What to work on
Collect all lines from the records below that include the word "time".

Given data
——

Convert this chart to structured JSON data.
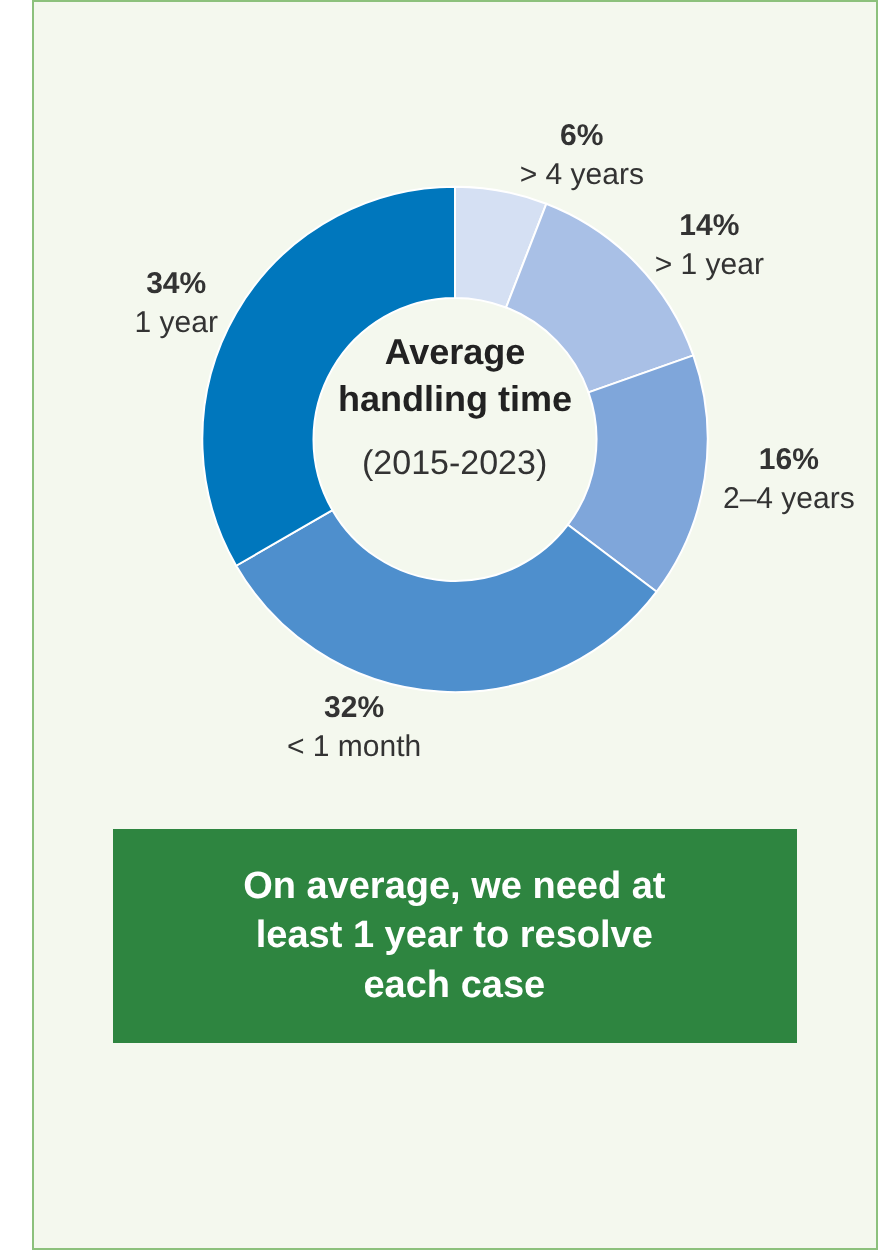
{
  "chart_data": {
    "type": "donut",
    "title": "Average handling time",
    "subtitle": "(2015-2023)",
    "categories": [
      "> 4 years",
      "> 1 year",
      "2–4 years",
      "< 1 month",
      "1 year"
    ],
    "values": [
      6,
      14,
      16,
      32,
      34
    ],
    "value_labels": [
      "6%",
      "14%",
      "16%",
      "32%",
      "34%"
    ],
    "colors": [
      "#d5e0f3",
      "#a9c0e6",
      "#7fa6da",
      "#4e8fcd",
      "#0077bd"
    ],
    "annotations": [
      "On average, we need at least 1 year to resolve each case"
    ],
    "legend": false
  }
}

——

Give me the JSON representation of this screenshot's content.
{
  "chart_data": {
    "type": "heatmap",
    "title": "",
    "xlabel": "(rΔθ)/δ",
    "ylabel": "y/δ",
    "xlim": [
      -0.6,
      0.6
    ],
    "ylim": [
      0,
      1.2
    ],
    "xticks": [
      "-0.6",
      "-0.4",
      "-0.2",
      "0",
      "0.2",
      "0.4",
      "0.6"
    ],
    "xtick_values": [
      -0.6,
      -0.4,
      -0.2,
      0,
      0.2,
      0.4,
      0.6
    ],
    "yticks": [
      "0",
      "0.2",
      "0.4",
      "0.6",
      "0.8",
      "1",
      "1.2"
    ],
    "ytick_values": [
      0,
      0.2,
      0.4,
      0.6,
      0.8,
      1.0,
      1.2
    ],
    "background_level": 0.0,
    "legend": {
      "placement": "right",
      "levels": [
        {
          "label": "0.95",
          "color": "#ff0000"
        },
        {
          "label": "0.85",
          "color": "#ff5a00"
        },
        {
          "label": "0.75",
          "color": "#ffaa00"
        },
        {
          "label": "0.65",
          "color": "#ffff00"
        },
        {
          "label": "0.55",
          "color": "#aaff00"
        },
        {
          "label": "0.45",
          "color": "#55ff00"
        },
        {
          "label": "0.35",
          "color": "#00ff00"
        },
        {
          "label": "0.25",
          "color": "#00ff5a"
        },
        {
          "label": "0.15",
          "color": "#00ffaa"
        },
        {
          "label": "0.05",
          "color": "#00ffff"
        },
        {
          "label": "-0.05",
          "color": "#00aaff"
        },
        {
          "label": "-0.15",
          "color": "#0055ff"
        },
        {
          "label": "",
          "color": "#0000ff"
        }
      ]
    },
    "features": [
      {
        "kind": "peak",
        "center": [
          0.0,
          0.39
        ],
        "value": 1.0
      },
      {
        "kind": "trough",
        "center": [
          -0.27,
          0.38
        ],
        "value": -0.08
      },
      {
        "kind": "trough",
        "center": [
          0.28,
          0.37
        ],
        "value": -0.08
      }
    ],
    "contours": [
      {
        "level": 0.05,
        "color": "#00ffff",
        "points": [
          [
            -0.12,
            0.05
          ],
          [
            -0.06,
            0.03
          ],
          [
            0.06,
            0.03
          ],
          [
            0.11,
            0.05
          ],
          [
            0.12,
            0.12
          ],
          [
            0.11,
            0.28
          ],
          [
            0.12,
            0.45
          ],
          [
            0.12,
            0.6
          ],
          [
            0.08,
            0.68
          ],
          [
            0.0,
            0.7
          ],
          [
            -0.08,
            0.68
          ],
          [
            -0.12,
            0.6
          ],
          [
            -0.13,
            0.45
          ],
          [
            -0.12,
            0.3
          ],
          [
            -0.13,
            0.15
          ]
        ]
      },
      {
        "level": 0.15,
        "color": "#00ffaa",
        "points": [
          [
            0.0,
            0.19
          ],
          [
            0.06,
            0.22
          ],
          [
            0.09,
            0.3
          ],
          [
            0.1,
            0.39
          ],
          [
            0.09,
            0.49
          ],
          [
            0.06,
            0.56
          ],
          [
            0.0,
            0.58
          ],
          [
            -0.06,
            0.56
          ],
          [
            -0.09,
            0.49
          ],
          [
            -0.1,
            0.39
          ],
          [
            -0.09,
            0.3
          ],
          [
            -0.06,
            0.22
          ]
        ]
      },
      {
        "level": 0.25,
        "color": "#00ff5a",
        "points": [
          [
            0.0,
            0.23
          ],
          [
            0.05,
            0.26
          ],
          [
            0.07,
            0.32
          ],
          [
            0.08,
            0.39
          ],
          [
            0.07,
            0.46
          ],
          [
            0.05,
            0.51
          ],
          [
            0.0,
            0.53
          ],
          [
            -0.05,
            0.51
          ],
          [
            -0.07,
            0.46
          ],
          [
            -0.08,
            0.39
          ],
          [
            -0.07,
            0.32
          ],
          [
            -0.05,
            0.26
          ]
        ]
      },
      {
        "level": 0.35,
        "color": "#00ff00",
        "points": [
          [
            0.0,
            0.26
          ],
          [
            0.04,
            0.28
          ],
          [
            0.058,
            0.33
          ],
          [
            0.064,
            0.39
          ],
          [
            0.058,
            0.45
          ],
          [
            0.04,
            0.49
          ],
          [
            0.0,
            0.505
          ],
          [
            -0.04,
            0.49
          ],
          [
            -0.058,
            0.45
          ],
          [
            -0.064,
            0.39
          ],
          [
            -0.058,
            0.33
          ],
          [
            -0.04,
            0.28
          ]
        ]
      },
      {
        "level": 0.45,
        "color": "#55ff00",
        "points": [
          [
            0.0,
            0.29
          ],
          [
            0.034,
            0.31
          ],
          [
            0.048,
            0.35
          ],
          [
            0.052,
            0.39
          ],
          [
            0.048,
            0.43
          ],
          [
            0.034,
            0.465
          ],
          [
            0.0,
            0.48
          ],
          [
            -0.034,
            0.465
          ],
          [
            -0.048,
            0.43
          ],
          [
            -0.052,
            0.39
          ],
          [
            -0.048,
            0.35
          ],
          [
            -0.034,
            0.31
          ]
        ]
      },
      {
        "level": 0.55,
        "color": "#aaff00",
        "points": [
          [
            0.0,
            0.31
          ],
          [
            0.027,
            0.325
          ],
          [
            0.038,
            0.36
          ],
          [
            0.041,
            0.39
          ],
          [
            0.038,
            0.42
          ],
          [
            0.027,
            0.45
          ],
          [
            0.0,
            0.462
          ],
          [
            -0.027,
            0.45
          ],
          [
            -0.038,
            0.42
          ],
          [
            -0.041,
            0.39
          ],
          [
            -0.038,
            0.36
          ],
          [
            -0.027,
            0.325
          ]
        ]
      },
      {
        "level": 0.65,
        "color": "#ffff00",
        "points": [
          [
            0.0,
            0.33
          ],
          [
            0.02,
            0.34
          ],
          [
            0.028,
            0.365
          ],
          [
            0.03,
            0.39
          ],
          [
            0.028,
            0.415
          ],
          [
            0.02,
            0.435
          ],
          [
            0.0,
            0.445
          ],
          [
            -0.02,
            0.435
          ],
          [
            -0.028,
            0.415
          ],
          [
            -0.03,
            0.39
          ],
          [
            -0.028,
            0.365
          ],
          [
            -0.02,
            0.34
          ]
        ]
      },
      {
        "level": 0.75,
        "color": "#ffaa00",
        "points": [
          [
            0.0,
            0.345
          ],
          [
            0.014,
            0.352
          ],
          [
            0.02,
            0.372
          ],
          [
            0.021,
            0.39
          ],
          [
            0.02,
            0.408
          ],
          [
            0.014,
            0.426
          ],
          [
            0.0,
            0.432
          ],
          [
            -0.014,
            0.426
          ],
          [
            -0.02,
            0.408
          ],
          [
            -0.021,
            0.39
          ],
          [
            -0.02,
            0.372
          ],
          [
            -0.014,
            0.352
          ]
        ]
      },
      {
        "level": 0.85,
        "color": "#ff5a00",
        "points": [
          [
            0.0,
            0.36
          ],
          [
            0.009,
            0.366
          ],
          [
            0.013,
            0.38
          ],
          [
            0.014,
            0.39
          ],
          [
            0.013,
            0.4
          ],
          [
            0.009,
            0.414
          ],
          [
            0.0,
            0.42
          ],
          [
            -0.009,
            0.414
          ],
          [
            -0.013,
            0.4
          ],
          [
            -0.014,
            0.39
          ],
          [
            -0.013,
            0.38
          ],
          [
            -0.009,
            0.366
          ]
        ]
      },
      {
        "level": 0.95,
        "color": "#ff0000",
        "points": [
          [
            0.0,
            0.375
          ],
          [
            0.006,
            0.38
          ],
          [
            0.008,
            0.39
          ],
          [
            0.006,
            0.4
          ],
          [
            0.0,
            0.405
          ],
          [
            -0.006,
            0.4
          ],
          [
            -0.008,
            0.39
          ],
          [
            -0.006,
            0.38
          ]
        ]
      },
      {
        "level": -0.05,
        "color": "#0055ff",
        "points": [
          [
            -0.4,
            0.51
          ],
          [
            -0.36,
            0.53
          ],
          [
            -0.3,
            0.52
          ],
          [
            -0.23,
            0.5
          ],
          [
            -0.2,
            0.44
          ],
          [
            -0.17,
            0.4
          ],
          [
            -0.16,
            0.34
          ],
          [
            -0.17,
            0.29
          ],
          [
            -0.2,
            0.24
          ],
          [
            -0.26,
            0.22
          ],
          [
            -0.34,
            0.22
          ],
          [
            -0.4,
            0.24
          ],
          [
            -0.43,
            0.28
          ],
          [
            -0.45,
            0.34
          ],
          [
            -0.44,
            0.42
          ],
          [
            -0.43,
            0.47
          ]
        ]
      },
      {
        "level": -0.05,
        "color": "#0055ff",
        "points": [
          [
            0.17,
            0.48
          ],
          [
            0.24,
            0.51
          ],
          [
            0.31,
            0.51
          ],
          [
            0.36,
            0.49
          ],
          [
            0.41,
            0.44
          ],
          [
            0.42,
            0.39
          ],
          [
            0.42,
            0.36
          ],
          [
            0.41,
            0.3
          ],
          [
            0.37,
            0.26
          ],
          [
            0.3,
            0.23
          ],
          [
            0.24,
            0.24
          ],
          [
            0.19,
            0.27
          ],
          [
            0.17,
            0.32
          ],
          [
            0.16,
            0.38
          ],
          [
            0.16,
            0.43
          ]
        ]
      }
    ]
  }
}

——

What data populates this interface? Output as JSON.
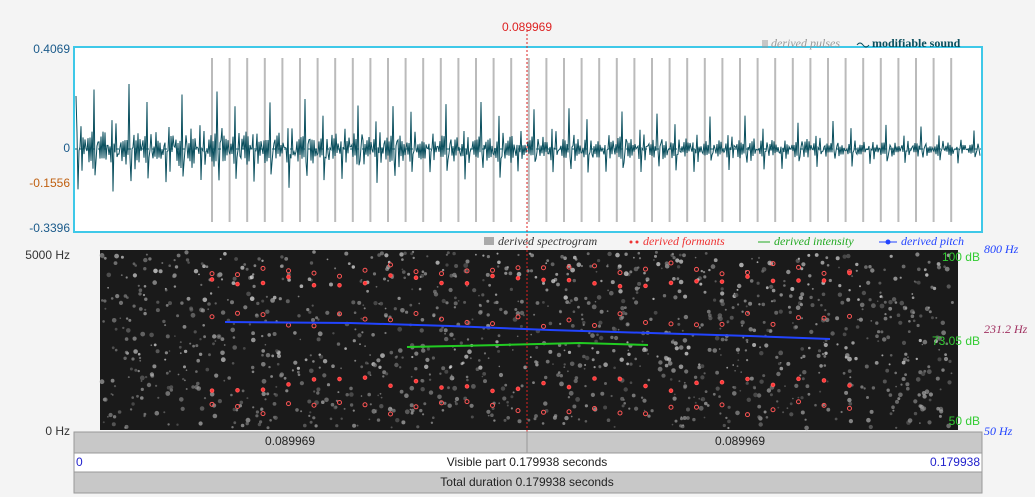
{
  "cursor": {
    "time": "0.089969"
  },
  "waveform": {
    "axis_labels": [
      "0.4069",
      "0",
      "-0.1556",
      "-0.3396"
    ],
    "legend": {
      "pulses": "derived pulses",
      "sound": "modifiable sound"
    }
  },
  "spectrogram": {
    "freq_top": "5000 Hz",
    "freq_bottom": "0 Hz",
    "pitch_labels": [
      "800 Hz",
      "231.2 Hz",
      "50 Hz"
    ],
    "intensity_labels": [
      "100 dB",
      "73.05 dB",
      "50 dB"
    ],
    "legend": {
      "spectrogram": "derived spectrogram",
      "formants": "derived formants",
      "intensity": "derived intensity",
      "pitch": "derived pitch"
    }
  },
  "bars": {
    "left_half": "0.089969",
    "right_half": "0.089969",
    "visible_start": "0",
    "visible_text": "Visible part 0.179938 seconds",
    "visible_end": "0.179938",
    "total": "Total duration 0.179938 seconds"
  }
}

——

Output below
    "title": "Average handling time",
    "time": "0.089969"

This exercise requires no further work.